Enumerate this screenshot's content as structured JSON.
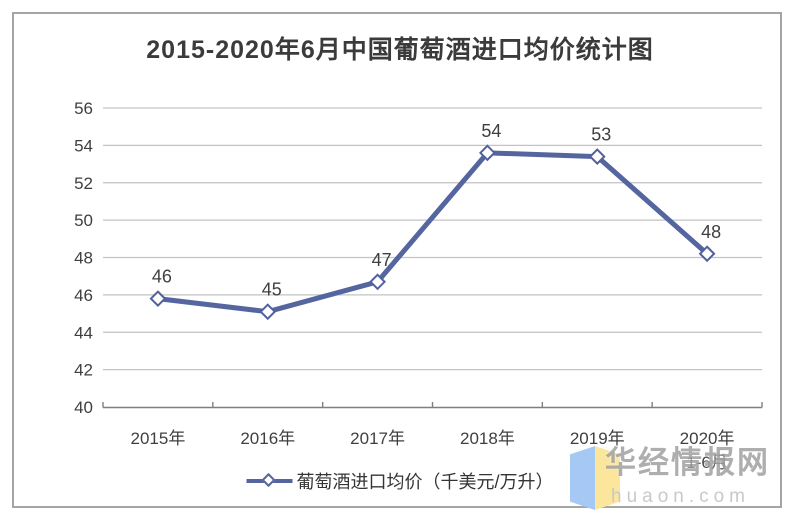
{
  "title": "2015-2020年6月中国葡萄酒进口均价统计图",
  "legend": {
    "label": "葡萄酒进口均价（千美元/万升）"
  },
  "watermark": {
    "name": "华经情报网",
    "domain": "huaon.com"
  },
  "colors": {
    "line": "#55659f",
    "marker_stroke": "#51619e",
    "marker_fill": "#ffffff",
    "grid": "#c3c3c3",
    "axis": "#7f7f7f",
    "text": "#3f3f3f",
    "border": "#a5a5a5",
    "logo_blue": "#a6c8f4",
    "logo_yellow": "#fbe69b"
  },
  "chart_data": {
    "type": "line",
    "title": "2015-2020年6月中国葡萄酒进口均价统计图",
    "categories": [
      "2015年",
      "2016年",
      "2017年",
      "2018年",
      "2019年",
      "2020年"
    ],
    "category_note": {
      "index": 5,
      "text": "1-6月"
    },
    "series": [
      {
        "name": "葡萄酒进口均价（千美元/万升）",
        "values": [
          45.8,
          45.1,
          46.7,
          53.6,
          53.4,
          48.2
        ],
        "labels": [
          "46",
          "45",
          "47",
          "54",
          "53",
          "48"
        ]
      }
    ],
    "xlabel": "",
    "ylabel": "",
    "ylim": [
      40,
      56
    ],
    "yticks": [
      40,
      42,
      44,
      46,
      48,
      50,
      52,
      54,
      56
    ],
    "grid": "horizontal",
    "legend_position": "bottom",
    "marker": "diamond"
  }
}
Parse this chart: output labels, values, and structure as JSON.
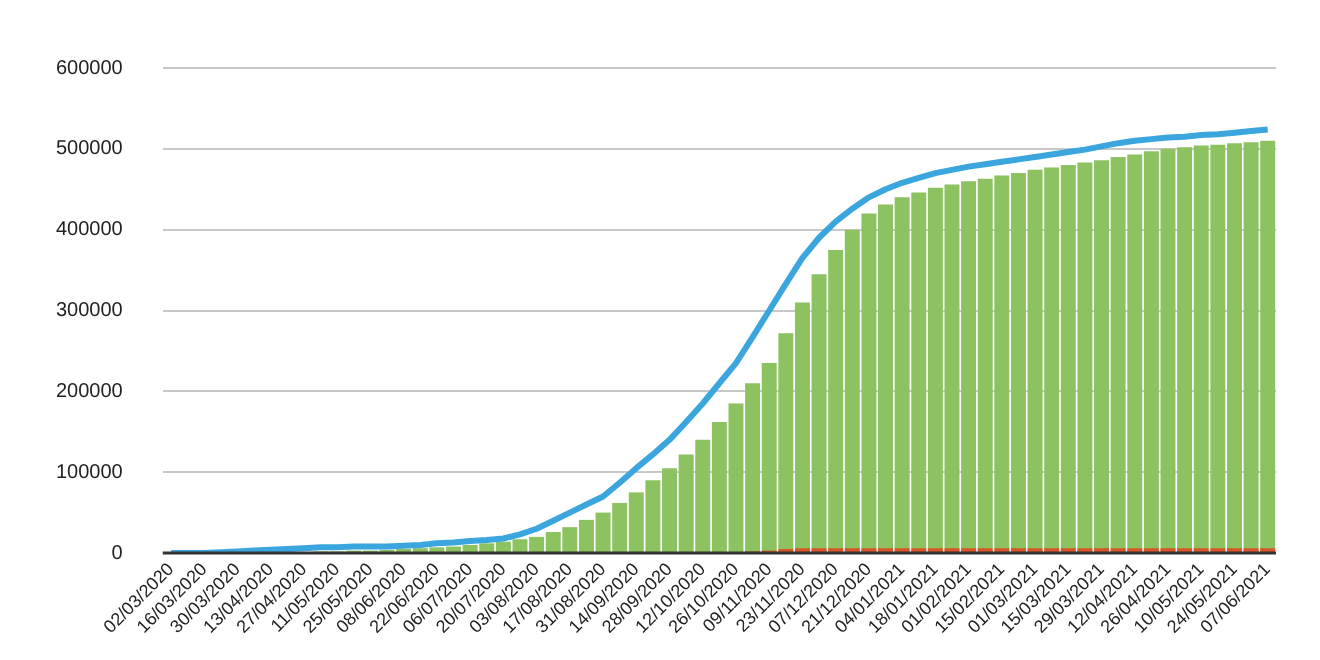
{
  "chart_data": {
    "type": "bar",
    "categories": [
      "02/03/2020",
      null,
      "16/03/2020",
      null,
      "30/03/2020",
      null,
      "13/04/2020",
      null,
      "27/04/2020",
      null,
      "11/05/2020",
      null,
      "25/05/2020",
      null,
      "08/06/2020",
      null,
      "22/06/2020",
      null,
      "06/07/2020",
      null,
      "20/07/2020",
      null,
      "03/08/2020",
      null,
      "17/08/2020",
      null,
      "31/08/2020",
      null,
      "14/09/2020",
      null,
      "28/09/2020",
      null,
      "12/10/2020",
      null,
      "26/10/2020",
      null,
      "09/11/2020",
      null,
      "23/11/2020",
      null,
      "07/12/2020",
      null,
      "21/12/2020",
      null,
      "04/01/2021",
      null,
      "18/01/2021",
      null,
      "01/02/2021",
      null,
      "15/02/2021",
      null,
      "01/03/2021",
      null,
      "15/03/2021",
      null,
      "29/03/2021",
      null,
      "12/04/2021",
      null,
      "26/04/2021",
      null,
      "10/05/2021",
      null,
      "24/05/2021",
      null,
      "07/06/2021"
    ],
    "series": [
      {
        "color": "#8cc260",
        "values": [
          0,
          0,
          0,
          0,
          0,
          0,
          0,
          1000,
          1000,
          2000,
          2000,
          3000,
          3000,
          4000,
          5000,
          6000,
          7000,
          8000,
          10000,
          12000,
          14000,
          17000,
          20000,
          26000,
          32000,
          41000,
          50000,
          62000,
          75000,
          90000,
          105000,
          122000,
          140000,
          162000,
          185000,
          210000,
          235000,
          272000,
          310000,
          345000,
          375000,
          400000,
          420000,
          431000,
          440000,
          446000,
          452000,
          456000,
          460000,
          463000,
          467000,
          470000,
          474000,
          477000,
          480000,
          483000,
          486000,
          490000,
          493000,
          497000,
          500000,
          502000,
          504000,
          505000,
          507000,
          508000,
          510000
        ]
      },
      {
        "color": "#d9552b",
        "values": [
          0,
          0,
          0,
          0,
          0,
          0,
          0,
          0,
          0,
          0,
          0,
          0,
          0,
          0,
          0,
          0,
          0,
          0,
          0,
          0,
          0,
          0,
          0,
          0,
          0,
          0,
          0,
          0,
          0,
          0,
          0,
          0,
          0,
          0,
          1000,
          2000,
          3000,
          5000,
          6000,
          6000,
          6000,
          6000,
          6000,
          6000,
          6000,
          6000,
          6000,
          6000,
          6000,
          6000,
          6000,
          6000,
          6000,
          6000,
          6000,
          6000,
          6000,
          6000,
          6000,
          6000,
          6000,
          6000,
          6000,
          6000,
          6000,
          6000,
          6000
        ]
      },
      {
        "type": "line",
        "color": "#3aa6dd",
        "values": [
          0,
          0,
          0,
          1000,
          2000,
          3000,
          4000,
          5000,
          6000,
          7000,
          7000,
          8000,
          8000,
          8000,
          9000,
          10000,
          12000,
          13000,
          15000,
          16000,
          18000,
          23000,
          30000,
          40000,
          50000,
          60000,
          70000,
          87000,
          105000,
          122000,
          140000,
          162000,
          185000,
          210000,
          235000,
          267000,
          300000,
          333000,
          365000,
          390000,
          410000,
          426000,
          440000,
          450000,
          458000,
          464000,
          470000,
          474000,
          478000,
          481000,
          484000,
          487000,
          490000,
          493000,
          496000,
          499000,
          503000,
          507000,
          510000,
          512000,
          514000,
          515000,
          517000,
          518000,
          520000,
          522000,
          524000
        ]
      }
    ],
    "ylim": [
      0,
      600000
    ],
    "yticks": [
      0,
      100000,
      200000,
      300000,
      400000,
      500000,
      600000
    ],
    "grid": "y",
    "legend": false,
    "marker": "none",
    "line_style": "solid"
  }
}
_ _ _ _ _ _ _
▸ Given task
Omit pictures; set down the rest of the material word for word.

▸ Task response
Enumerate this screenshot's content as structured JSON.
{
  "title": "2015-2020年6月中国葡萄酒进口均价统计图",
  "legend": {
    "label": "葡萄酒进口均价（千美元/万升）"
  },
  "watermark": {
    "name": "华经情报网",
    "domain": "huaon.com"
  },
  "colors": {
    "line": "#55659f",
    "marker_stroke": "#51619e",
    "marker_fill": "#ffffff",
    "grid": "#c3c3c3",
    "axis": "#7f7f7f",
    "text": "#3f3f3f",
    "border": "#a5a5a5",
    "logo_blue": "#a6c8f4",
    "logo_yellow": "#fbe69b"
  },
  "chart_data": {
    "type": "line",
    "title": "2015-2020年6月中国葡萄酒进口均价统计图",
    "categories": [
      "2015年",
      "2016年",
      "2017年",
      "2018年",
      "2019年",
      "2020年"
    ],
    "category_note": {
      "index": 5,
      "text": "1-6月"
    },
    "series": [
      {
        "name": "葡萄酒进口均价（千美元/万升）",
        "values": [
          45.8,
          45.1,
          46.7,
          53.6,
          53.4,
          48.2
        ],
        "labels": [
          "46",
          "45",
          "47",
          "54",
          "53",
          "48"
        ]
      }
    ],
    "xlabel": "",
    "ylabel": "",
    "ylim": [
      40,
      56
    ],
    "yticks": [
      40,
      42,
      44,
      46,
      48,
      50,
      52,
      54,
      56
    ],
    "grid": "horizontal",
    "legend_position": "bottom",
    "marker": "diamond"
  }
}
Parse this chart: output labels, values, and structure as JSON.
{
  "chart_data": {
    "type": "bar",
    "categories": [
      "02/03/2020",
      null,
      "16/03/2020",
      null,
      "30/03/2020",
      null,
      "13/04/2020",
      null,
      "27/04/2020",
      null,
      "11/05/2020",
      null,
      "25/05/2020",
      null,
      "08/06/2020",
      null,
      "22/06/2020",
      null,
      "06/07/2020",
      null,
      "20/07/2020",
      null,
      "03/08/2020",
      null,
      "17/08/2020",
      null,
      "31/08/2020",
      null,
      "14/09/2020",
      null,
      "28/09/2020",
      null,
      "12/10/2020",
      null,
      "26/10/2020",
      null,
      "09/11/2020",
      null,
      "23/11/2020",
      null,
      "07/12/2020",
      null,
      "21/12/2020",
      null,
      "04/01/2021",
      null,
      "18/01/2021",
      null,
      "01/02/2021",
      null,
      "15/02/2021",
      null,
      "01/03/2021",
      null,
      "15/03/2021",
      null,
      "29/03/2021",
      null,
      "12/04/2021",
      null,
      "26/04/2021",
      null,
      "10/05/2021",
      null,
      "24/05/2021",
      null,
      "07/06/2021"
    ],
    "series": [
      {
        "color": "#8cc260",
        "values": [
          0,
          0,
          0,
          0,
          0,
          0,
          0,
          1000,
          1000,
          2000,
          2000,
          3000,
          3000,
          4000,
          5000,
          6000,
          7000,
          8000,
          10000,
          12000,
          14000,
          17000,
          20000,
          26000,
          32000,
          41000,
          50000,
          62000,
          75000,
          90000,
          105000,
          122000,
          140000,
          162000,
          185000,
          210000,
          235000,
          272000,
          310000,
          345000,
          375000,
          400000,
          420000,
          431000,
          440000,
          446000,
          452000,
          456000,
          460000,
          463000,
          467000,
          470000,
          474000,
          477000,
          480000,
          483000,
          486000,
          490000,
          493000,
          497000,
          500000,
          502000,
          504000,
          505000,
          507000,
          508000,
          510000
        ]
      },
      {
        "color": "#d9552b",
        "values": [
          0,
          0,
          0,
          0,
          0,
          0,
          0,
          0,
          0,
          0,
          0,
          0,
          0,
          0,
          0,
          0,
          0,
          0,
          0,
          0,
          0,
          0,
          0,
          0,
          0,
          0,
          0,
          0,
          0,
          0,
          0,
          0,
          0,
          0,
          1000,
          2000,
          3000,
          5000,
          6000,
          6000,
          6000,
          6000,
          6000,
          6000,
          6000,
          6000,
          6000,
          6000,
          6000,
          6000,
          6000,
          6000,
          6000,
          6000,
          6000,
          6000,
          6000,
          6000,
          6000,
          6000,
          6000,
          6000,
          6000,
          6000,
          6000,
          6000,
          6000
        ]
      },
      {
        "type": "line",
        "color": "#3aa6dd",
        "values": [
          0,
          0,
          0,
          1000,
          2000,
          3000,
          4000,
          5000,
          6000,
          7000,
          7000,
          8000,
          8000,
          8000,
          9000,
          10000,
          12000,
          13000,
          15000,
          16000,
          18000,
          23000,
          30000,
          40000,
          50000,
          60000,
          70000,
          87000,
          105000,
          122000,
          140000,
          162000,
          185000,
          210000,
          235000,
          267000,
          300000,
          333000,
          365000,
          390000,
          410000,
          426000,
          440000,
          450000,
          458000,
          464000,
          470000,
          474000,
          478000,
          481000,
          484000,
          487000,
          490000,
          493000,
          496000,
          499000,
          503000,
          507000,
          510000,
          512000,
          514000,
          515000,
          517000,
          518000,
          520000,
          522000,
          524000
        ]
      }
    ],
    "ylim": [
      0,
      600000
    ],
    "yticks": [
      0,
      100000,
      200000,
      300000,
      400000,
      500000,
      600000
    ],
    "grid": "y",
    "legend": false,
    "marker": "none",
    "line_style": "solid"
  }
}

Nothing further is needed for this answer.